→ Textauszug:
In Kampf um Goldor muß der Spieler seine Bevölkerung mit Nahrung versorgen. Dazu baut er Getreide an. Um dies designtechnisch ansprechend umzusetzen, variiere ich dabei. Ich wechsle dabei zwischen frisch bestelltem Acker, den ich heute beschreiben werden, wachsendes Getreide (noch grün) und reifes Getreide.
Beginne ich mit dem Ackerbau. Als erstes habe ich Wellpappe gekauft (im Schreibwarenladen waren es bei mir 100x80 cm für 1,20€) in der Farbe grün, damit nicht bedeckte Stellen nicht negativ auffallen. Als Klebstoff teste ich noch mit verschiedenen Klebern. Einmal Leim, dann Uhu und letztlich Tapetenkleister.

Die Streichholzschachte dient als Maßstab für die Fläche des Ackers. Einfach auch deswegen, weil Streichholzschachteln für die zwei anderen Phasen des Getreidewachstum verwendet werden.

→ Arbeitsanweisungen:
1. Wie lautet der Text über den Getreideacker von „In Kampf um“ bis hinunter zu „und letztlich Tapetenkleister.“, wenn du dort „Getreide“ jedes Mal in „Weizen“ änderst?
2. Wie könnte der Text über den Getreideacker nach seinem letzten Satz weitergehen? Setze ihn fort.

→ Datenauszug:
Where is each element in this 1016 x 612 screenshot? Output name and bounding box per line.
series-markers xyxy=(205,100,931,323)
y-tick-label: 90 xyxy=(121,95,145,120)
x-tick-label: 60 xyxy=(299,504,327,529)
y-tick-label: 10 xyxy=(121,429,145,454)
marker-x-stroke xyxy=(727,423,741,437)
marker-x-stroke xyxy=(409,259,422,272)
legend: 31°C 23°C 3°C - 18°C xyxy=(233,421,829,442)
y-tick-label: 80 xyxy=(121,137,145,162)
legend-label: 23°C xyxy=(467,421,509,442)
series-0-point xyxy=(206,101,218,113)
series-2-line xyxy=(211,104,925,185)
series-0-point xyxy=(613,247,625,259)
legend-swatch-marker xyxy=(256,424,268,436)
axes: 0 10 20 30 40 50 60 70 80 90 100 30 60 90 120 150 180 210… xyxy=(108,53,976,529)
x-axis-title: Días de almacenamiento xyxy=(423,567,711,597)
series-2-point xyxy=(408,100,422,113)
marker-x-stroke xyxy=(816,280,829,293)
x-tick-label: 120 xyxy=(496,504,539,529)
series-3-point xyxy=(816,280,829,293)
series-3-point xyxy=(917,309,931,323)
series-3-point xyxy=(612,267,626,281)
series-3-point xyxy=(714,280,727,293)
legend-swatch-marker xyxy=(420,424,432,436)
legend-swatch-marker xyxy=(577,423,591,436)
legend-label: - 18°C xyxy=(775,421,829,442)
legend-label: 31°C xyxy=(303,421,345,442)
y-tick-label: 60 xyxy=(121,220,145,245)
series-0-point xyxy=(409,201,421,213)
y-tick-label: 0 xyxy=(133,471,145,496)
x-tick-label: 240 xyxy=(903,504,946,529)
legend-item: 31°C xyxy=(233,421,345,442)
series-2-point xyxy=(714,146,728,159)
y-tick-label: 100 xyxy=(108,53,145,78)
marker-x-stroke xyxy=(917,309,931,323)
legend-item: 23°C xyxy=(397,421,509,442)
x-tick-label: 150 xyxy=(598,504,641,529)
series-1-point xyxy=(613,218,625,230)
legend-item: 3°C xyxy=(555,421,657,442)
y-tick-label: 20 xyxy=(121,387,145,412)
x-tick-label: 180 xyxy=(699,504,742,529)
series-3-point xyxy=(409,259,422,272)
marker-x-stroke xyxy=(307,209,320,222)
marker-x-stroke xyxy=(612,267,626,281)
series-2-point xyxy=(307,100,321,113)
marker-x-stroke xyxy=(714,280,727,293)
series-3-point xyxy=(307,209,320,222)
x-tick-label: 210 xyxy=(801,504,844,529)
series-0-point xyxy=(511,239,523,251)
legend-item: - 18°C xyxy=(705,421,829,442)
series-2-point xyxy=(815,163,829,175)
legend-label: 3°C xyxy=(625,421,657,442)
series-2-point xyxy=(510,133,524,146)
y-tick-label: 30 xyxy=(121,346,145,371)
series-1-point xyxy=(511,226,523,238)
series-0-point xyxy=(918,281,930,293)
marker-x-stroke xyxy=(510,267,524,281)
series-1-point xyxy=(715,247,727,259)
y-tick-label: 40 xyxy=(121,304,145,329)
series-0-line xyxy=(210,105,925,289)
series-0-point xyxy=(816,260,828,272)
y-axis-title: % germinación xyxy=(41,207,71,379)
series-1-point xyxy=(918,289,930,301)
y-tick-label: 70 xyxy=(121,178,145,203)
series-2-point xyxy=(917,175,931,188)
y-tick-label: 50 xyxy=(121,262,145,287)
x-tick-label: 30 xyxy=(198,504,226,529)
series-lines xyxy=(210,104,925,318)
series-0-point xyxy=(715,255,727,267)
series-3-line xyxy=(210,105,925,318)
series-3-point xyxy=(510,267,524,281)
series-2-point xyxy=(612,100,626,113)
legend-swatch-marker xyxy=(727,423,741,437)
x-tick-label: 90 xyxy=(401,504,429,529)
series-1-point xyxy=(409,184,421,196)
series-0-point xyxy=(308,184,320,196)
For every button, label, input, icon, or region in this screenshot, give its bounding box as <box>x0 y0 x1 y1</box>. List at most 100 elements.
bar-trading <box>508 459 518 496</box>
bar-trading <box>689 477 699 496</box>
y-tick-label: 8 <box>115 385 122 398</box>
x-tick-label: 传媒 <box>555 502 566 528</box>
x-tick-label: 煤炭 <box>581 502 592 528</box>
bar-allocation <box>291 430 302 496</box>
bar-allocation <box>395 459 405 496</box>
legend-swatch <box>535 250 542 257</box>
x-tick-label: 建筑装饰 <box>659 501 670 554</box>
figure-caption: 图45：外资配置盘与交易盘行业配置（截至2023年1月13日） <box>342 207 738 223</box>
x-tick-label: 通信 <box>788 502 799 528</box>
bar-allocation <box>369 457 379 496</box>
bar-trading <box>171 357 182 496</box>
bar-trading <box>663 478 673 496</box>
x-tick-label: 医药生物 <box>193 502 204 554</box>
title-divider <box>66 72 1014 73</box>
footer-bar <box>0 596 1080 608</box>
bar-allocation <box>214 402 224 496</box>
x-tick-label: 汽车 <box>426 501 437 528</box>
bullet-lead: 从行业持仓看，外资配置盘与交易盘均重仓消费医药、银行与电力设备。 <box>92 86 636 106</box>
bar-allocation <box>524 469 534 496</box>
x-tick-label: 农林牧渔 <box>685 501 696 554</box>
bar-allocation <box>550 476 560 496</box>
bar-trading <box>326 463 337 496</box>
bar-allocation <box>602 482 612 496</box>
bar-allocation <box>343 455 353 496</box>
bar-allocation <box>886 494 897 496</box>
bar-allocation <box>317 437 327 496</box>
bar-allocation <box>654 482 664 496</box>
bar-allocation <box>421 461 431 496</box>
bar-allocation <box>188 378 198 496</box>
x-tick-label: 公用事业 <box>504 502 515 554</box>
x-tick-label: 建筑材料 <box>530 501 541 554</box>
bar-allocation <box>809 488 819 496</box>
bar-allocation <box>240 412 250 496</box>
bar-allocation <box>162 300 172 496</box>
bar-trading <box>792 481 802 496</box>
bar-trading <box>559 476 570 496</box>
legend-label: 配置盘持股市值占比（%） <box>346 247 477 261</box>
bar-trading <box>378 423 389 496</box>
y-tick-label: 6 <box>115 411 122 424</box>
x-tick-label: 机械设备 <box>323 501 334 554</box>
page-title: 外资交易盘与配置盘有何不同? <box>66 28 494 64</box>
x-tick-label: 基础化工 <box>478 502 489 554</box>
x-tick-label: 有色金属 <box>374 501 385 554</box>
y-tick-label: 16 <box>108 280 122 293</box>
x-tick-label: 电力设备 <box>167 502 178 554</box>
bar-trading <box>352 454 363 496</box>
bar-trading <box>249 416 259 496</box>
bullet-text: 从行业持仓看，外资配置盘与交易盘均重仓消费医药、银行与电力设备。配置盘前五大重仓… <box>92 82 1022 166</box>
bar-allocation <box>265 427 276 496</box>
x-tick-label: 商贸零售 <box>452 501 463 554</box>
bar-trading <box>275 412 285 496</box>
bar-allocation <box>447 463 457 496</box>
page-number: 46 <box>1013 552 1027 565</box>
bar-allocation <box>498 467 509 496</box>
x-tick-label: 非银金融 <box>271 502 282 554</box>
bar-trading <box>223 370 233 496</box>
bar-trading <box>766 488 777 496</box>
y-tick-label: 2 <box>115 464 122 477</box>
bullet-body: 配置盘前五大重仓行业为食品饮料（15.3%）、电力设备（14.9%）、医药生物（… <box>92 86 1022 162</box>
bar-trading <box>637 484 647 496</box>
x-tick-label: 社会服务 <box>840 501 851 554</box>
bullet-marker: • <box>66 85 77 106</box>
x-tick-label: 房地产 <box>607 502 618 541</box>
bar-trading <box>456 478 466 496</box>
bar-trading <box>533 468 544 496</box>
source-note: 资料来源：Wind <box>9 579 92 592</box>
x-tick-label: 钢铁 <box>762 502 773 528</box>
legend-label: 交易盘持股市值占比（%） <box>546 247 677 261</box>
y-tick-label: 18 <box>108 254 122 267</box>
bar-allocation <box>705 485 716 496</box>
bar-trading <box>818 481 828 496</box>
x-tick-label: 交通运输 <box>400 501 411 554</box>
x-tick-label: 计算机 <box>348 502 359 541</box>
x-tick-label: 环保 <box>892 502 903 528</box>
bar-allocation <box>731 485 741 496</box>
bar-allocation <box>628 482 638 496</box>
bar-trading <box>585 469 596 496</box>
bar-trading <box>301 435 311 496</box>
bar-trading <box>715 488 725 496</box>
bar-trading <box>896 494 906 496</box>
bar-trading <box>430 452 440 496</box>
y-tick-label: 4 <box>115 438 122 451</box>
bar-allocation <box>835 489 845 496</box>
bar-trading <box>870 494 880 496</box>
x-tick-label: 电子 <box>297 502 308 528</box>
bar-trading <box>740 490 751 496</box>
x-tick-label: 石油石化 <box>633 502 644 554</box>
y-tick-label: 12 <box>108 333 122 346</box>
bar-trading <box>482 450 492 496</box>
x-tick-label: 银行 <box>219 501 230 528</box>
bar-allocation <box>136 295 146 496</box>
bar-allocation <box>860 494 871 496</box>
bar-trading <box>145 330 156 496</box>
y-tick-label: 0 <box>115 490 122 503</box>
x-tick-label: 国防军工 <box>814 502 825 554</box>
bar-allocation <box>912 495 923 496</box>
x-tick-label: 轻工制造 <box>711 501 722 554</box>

→ Lösungen:
1.
In Kampf um Goldor muß der Spieler seine Bevölkerung mit Nahrung versorgen. Dazu baut er Weizen an. Um dies designtechnisch ansprechend umzusetzen, variiere ich dabei. Ich wechsle dabei zwischen frisch bestelltem Acker, den ich heute beschreiben werden, wachsendes Weizen (noch grün) und reifes Weizen.
Beginne ich mit dem Ackerbau. Als erstes habe ich Wellpappe gekauft (im Schreibwarenladen waren es bei mir 100x80 cm für 1,20€) in der Farbe grün, damit nicht bedeckte Stellen nicht negativ auffallen. Als Klebstoff teste ich noch mit verschiedenen Klebern. Einmal Leim, dann Uhu und letztlich Tapetenkleister.

2.
Als Streu habe ich verwendetes und gut getrocknetes Kaffeepulver benutzt. Entweder auf einem Kamin gut austrocken lassen, oder im Ofen backen.
Der Klebstoff wird dünn aufgetragen. Holzleim (ganz links im Bild), ist anscheinend weniger geeignet. Uhu (Mitte) ergab bessere Ergebnisse, aber ich denke, Kleister (Acker rechts) wird am besten funktionieren, auch wenn die Wellpappe sich ein wenig rollte und der Kleister im Beispiel etwas zu dickflüssig war. Da dieser aber variiert werden kann, verspreche ich mir damit die besten Ergebnisse. Letztlich werden die Acker ja auch noch auf einen Bierdeckel geklebt, was die Wölbung wieder aufheben wird.